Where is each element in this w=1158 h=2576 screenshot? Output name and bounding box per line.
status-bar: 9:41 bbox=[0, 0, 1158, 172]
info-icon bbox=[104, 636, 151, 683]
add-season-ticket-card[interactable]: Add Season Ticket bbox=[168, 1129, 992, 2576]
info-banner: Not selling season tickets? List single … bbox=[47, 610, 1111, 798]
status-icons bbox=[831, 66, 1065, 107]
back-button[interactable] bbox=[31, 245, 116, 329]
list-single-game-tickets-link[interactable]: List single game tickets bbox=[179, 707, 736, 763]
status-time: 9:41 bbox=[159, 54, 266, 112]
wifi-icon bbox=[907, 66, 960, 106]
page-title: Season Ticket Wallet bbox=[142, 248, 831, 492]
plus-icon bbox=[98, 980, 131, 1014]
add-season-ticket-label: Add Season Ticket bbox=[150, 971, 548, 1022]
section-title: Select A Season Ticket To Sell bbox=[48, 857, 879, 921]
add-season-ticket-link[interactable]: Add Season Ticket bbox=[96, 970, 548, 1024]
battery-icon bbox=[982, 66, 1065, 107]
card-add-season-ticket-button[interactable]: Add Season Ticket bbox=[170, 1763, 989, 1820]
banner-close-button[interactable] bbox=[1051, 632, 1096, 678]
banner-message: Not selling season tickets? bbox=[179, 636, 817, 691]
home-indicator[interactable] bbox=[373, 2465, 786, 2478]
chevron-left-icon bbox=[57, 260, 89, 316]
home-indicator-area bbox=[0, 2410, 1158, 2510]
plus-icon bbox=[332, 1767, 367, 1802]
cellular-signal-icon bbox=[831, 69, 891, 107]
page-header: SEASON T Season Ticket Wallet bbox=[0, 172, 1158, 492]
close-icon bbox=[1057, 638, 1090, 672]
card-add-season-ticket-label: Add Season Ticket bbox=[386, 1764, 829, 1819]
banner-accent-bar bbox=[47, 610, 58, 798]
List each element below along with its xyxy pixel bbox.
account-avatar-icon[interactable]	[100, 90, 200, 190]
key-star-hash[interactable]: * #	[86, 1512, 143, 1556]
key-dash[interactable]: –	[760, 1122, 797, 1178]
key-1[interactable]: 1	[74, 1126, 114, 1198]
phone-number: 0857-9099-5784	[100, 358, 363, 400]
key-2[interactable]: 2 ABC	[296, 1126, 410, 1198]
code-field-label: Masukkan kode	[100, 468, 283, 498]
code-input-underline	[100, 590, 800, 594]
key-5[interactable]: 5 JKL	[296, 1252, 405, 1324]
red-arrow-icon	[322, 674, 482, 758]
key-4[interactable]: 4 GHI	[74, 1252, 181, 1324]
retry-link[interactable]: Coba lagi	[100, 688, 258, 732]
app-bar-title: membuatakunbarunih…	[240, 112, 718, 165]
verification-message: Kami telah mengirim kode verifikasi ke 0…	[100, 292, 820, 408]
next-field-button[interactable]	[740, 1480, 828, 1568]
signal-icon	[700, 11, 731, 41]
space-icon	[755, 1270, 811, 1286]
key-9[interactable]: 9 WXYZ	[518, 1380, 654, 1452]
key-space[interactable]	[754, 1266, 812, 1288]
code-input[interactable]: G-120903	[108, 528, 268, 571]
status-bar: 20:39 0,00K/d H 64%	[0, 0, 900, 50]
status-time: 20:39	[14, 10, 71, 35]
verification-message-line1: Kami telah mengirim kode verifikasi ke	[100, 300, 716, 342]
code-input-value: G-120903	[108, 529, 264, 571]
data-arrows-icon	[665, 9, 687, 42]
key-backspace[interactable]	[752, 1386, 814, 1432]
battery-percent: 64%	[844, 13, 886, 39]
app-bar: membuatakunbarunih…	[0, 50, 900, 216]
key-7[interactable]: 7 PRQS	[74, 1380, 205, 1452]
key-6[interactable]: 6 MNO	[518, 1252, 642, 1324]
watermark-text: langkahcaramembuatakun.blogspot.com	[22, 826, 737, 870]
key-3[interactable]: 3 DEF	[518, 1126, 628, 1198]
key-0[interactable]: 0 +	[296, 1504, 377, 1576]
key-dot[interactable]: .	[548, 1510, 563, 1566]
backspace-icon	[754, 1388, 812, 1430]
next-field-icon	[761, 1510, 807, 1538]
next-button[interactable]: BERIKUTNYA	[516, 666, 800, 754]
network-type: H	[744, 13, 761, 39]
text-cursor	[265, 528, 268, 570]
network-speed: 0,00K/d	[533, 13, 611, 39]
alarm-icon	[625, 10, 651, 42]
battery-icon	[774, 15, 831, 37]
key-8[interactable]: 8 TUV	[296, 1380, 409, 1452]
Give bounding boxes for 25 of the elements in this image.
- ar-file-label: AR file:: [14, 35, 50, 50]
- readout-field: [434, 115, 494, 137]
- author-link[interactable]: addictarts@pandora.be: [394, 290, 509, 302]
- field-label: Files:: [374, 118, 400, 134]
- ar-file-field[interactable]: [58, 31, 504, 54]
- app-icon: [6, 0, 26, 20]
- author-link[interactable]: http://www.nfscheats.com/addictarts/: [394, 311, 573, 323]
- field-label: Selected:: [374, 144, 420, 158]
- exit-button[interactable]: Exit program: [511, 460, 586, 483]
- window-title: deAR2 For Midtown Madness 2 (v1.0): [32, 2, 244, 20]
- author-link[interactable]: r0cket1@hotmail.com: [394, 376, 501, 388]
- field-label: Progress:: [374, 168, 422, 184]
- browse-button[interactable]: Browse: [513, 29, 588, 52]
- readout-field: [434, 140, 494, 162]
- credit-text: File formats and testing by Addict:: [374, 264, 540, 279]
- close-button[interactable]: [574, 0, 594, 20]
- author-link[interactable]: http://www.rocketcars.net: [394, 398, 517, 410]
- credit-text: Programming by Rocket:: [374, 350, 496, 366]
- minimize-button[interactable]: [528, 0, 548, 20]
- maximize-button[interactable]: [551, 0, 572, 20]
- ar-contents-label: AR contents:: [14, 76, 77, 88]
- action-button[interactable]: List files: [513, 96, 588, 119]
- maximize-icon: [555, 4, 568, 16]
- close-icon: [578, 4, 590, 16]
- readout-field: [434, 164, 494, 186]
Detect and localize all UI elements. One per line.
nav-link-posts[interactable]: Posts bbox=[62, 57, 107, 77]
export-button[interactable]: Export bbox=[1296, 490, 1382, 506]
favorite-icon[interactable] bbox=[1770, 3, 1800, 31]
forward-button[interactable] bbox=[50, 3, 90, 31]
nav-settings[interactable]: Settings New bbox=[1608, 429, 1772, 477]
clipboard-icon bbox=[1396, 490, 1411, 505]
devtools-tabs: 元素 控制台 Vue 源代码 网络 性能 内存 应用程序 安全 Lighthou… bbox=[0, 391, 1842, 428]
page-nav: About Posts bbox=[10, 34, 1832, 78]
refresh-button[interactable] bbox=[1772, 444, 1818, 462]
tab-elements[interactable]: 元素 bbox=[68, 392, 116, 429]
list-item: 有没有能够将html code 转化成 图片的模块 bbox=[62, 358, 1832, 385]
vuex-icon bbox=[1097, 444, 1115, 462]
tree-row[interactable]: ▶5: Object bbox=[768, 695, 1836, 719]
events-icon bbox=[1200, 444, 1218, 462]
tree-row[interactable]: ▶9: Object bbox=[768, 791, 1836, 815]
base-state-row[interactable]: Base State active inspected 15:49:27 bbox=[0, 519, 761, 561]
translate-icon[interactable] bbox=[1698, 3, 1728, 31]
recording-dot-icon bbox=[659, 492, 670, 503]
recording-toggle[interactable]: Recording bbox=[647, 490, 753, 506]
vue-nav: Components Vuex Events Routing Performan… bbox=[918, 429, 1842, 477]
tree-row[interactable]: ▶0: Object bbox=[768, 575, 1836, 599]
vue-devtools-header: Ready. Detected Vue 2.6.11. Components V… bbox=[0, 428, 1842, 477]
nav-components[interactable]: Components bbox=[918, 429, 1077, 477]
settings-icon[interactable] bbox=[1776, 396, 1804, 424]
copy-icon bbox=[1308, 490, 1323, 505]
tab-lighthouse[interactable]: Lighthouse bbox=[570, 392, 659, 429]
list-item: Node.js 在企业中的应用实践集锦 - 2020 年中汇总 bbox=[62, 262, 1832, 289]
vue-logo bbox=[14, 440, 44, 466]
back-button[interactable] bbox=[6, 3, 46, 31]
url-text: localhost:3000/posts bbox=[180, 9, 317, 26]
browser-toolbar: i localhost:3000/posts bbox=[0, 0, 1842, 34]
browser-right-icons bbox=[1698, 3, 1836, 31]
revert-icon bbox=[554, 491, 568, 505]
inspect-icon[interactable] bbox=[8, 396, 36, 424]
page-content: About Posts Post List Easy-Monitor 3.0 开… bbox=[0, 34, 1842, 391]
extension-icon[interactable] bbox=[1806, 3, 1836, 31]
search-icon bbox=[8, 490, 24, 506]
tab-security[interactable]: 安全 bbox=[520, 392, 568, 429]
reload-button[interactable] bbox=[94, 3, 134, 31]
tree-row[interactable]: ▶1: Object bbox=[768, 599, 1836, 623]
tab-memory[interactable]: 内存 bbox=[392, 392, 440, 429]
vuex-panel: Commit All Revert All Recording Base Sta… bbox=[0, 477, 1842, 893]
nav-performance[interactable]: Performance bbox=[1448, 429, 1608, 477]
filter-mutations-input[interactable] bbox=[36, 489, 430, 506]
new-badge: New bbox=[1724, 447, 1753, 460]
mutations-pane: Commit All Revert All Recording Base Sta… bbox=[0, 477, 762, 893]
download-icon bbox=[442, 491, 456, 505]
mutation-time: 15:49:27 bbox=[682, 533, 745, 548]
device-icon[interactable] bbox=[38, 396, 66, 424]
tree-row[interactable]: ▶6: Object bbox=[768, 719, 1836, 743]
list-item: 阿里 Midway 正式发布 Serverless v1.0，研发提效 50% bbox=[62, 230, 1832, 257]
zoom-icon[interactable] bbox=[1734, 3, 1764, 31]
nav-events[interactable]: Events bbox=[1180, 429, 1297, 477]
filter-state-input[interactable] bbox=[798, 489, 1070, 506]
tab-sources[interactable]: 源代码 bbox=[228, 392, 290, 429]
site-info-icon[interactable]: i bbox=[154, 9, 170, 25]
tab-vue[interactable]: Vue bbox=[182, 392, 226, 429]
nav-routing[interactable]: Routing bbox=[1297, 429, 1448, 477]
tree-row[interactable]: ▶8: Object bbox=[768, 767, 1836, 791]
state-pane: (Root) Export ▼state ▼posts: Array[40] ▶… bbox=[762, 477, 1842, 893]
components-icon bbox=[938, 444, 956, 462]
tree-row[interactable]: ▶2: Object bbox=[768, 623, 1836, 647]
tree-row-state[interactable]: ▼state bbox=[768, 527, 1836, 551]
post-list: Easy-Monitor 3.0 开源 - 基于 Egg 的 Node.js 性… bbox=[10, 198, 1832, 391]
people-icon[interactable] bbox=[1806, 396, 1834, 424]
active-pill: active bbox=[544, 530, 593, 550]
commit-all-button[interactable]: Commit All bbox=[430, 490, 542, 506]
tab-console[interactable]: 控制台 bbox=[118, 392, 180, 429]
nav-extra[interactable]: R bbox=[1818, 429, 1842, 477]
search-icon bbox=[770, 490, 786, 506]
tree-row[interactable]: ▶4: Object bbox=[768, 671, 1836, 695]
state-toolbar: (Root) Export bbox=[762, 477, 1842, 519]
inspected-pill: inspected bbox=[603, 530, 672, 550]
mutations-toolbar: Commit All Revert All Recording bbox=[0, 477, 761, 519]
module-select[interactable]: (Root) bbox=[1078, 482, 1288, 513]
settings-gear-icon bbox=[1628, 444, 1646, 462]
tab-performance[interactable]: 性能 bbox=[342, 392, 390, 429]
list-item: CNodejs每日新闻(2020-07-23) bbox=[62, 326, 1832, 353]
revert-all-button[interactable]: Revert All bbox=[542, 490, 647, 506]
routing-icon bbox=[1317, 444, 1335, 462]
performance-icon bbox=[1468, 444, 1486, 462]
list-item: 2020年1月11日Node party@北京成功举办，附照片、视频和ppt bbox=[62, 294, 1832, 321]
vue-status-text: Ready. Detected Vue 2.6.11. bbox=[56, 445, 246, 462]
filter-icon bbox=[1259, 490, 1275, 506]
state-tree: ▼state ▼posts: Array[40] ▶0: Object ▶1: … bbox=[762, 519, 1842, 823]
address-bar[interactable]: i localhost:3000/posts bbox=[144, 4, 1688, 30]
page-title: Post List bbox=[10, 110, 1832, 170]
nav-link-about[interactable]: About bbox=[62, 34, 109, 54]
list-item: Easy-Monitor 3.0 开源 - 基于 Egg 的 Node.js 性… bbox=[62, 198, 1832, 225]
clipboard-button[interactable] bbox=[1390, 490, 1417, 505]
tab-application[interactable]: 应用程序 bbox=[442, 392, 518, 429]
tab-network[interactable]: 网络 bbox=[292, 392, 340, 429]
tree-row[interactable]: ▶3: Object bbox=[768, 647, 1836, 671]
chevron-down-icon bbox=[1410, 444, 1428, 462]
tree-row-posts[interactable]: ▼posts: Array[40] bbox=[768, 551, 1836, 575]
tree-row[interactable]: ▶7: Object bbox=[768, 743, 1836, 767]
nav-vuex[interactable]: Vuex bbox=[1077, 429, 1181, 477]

Problem description = Rewrite the rows above, from the start through the row containing "add-season-ticket-card[interactable]: Add Season", inclusive, with "bbox" changed to "box" and everything else left as it is.

Response =
Where is each element in this w=1158 h=2576 screenshot? Output name and bounding box per line.
status-bar: 9:41 box=[0, 0, 1158, 172]
info-icon box=[104, 636, 151, 683]
add-season-ticket-card[interactable]: Add Season Ticket box=[168, 1129, 992, 2576]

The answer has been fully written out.